● **RECORDS FOR THE EXERCISE**:

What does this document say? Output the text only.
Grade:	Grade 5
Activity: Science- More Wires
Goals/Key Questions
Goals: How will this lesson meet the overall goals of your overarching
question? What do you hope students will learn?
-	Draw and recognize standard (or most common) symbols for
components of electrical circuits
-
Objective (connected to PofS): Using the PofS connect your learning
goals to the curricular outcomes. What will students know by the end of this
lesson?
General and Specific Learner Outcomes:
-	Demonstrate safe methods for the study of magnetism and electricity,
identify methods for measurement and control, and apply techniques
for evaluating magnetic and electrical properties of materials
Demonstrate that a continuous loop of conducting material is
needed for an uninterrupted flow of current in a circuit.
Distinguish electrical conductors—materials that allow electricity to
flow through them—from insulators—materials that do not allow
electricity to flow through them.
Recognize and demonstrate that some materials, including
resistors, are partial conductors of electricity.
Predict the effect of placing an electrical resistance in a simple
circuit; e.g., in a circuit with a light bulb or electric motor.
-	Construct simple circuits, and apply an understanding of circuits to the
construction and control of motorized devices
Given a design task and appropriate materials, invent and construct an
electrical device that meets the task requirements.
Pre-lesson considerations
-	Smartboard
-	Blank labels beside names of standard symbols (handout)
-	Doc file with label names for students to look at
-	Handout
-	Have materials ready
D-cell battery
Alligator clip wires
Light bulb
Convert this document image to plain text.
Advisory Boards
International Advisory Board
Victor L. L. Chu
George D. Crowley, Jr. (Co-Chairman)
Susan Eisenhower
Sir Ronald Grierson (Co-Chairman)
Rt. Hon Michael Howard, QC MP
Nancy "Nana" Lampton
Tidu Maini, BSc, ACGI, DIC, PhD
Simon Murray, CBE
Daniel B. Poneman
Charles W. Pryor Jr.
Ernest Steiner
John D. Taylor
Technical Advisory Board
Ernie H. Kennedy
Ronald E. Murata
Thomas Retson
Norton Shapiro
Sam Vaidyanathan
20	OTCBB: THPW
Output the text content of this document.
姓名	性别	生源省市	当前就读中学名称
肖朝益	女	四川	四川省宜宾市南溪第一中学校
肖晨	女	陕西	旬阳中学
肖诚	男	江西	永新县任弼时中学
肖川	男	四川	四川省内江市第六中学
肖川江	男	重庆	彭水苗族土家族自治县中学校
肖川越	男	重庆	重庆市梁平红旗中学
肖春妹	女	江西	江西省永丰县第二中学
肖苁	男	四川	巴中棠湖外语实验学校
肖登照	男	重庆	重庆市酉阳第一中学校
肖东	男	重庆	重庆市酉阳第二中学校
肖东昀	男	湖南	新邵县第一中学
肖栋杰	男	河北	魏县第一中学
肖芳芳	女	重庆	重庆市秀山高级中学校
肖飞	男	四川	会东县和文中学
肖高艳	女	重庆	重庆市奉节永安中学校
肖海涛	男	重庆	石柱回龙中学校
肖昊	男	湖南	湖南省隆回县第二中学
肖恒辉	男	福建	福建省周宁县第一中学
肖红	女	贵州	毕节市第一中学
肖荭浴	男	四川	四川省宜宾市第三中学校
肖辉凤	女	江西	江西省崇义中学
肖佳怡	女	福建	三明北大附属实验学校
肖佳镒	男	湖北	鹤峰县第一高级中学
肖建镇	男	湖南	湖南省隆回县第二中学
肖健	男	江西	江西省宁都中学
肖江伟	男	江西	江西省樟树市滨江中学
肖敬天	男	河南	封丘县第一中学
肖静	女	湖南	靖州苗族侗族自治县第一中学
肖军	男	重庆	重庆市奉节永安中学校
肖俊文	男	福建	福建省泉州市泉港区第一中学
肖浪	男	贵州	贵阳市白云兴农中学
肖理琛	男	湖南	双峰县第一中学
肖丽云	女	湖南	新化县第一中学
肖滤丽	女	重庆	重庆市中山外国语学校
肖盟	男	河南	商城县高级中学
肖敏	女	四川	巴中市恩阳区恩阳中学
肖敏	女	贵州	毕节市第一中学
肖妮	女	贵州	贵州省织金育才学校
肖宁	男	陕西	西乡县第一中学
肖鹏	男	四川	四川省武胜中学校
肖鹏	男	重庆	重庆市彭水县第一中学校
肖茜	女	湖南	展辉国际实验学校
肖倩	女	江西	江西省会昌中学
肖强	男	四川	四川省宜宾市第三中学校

● **PROBLEM TO SOLVE**: Return the entries above exactly as they appear.

● **EXERCISE ANSWER**:
What does this document say? Output the text only.
Grade:	Grade 5
Activity: Science- More Wires
Goals/Key Questions
Goals: How will this lesson meet the overall goals of your overarching
question? What do you hope students will learn?
-	Draw and recognize standard (or most common) symbols for
components of electrical circuits
-
Objective (connected to PofS): Using the PofS connect your learning
goals to the curricular outcomes. What will students know by the end of this
lesson?
General and Specific Learner Outcomes:
-	Demonstrate safe methods for the study of magnetism and electricity,
identify methods for measurement and control, and apply techniques
for evaluating magnetic and electrical properties of materials
Demonstrate that a continuous loop of conducting material is
needed for an uninterrupted flow of current in a circuit.
Distinguish electrical conductors—materials that allow electricity to
flow through them—from insulators—materials that do not allow
electricity to flow through them.
Recognize and demonstrate that some materials, including
resistors, are partial conductors of electricity.
Predict the effect of placing an electrical resistance in a simple
circuit; e.g., in a circuit with a light bulb or electric motor.
-	Construct simple circuits, and apply an understanding of circuits to the
construction and control of motorized devices
Given a design task and appropriate materials, invent and construct an
electrical device that meets the task requirements.
Pre-lesson considerations
-	Smartboard
-	Blank labels beside names of standard symbols (handout)
-	Doc file with label names for students to look at
-	Handout
-	Have materials ready
D-cell battery
Alligator clip wires
Light bulb
Convert this document image to plain text.
Advisory Boards
International Advisory Board
Victor L. L. Chu
George D. Crowley, Jr. (Co-Chairman)
Susan Eisenhower
Sir Ronald Grierson (Co-Chairman)
Rt. Hon Michael Howard, QC MP
Nancy "Nana" Lampton
Tidu Maini, BSc, ACGI, DIC, PhD
Simon Murray, CBE
Daniel B. Poneman
Charles W. Pryor Jr.
Ernest Steiner
John D. Taylor
Technical Advisory Board
Ernie H. Kennedy
Ronald E. Murata
Thomas Retson
Norton Shapiro
Sam Vaidyanathan
20	OTCBB: THPW
Output the text content of this document.
姓名	性别	生源省市	当前就读中学名称
肖朝益	女	四川	四川省宜宾市南溪第一中学校
肖晨	女	陕西	旬阳中学
肖诚	男	江西	永新县任弼时中学
肖川	男	四川	四川省内江市第六中学
肖川江	男	重庆	彭水苗族土家族自治县中学校
肖川越	男	重庆	重庆市梁平红旗中学
肖春妹	女	江西	江西省永丰县第二中学
肖苁	男	四川	巴中棠湖外语实验学校
肖登照	男	重庆	重庆市酉阳第一中学校
肖东	男	重庆	重庆市酉阳第二中学校
肖东昀	男	湖南	新邵县第一中学
肖栋杰	男	河北	魏县第一中学
肖芳芳	女	重庆	重庆市秀山高级中学校
肖飞	男	四川	会东县和文中学
肖高艳	女	重庆	重庆市奉节永安中学校
肖海涛	男	重庆	石柱回龙中学校
肖昊	男	湖南	湖南省隆回县第二中学
肖恒辉	男	福建	福建省周宁县第一中学
肖红	女	贵州	毕节市第一中学
肖荭浴	男	四川	四川省宜宾市第三中学校
肖辉凤	女	江西	江西省崇义中学
肖佳怡	女	福建	三明北大附属实验学校
肖佳镒	男	湖北	鹤峰县第一高级中学
肖建镇	男	湖南	湖南省隆回县第二中学
肖健	男	江西	江西省宁都中学
肖江伟	男	江西	江西省樟树市滨江中学
肖敬天	男	河南	封丘县第一中学
肖静	女	湖南	靖州苗族侗族自治县第一中学
肖军	男	重庆	重庆市奉节永安中学校
肖俊文	男	福建	福建省泉州市泉港区第一中学
肖浪	男	贵州	贵阳市白云兴农中学
肖理琛	男	湖南	双峰县第一中学
肖丽云	女	湖南	新化县第一中学
肖滤丽	女	重庆	重庆市中山外国语学校
肖盟	男	河南	商城县高级中学
肖敏	女	四川	巴中市恩阳区恩阳中学
肖敏	女	贵州	毕节市第一中学
肖妮	女	贵州	贵州省织金育才学校
肖宁	男	陕西	西乡县第一中学
肖鹏	男	四川	四川省武胜中学校
肖鹏	男	重庆	重庆市彭水县第一中学校
肖茜	女	湖南	展辉国际实验学校
肖倩	女	江西	江西省会昌中学
肖强	男	四川	四川省宜宾市第三中学校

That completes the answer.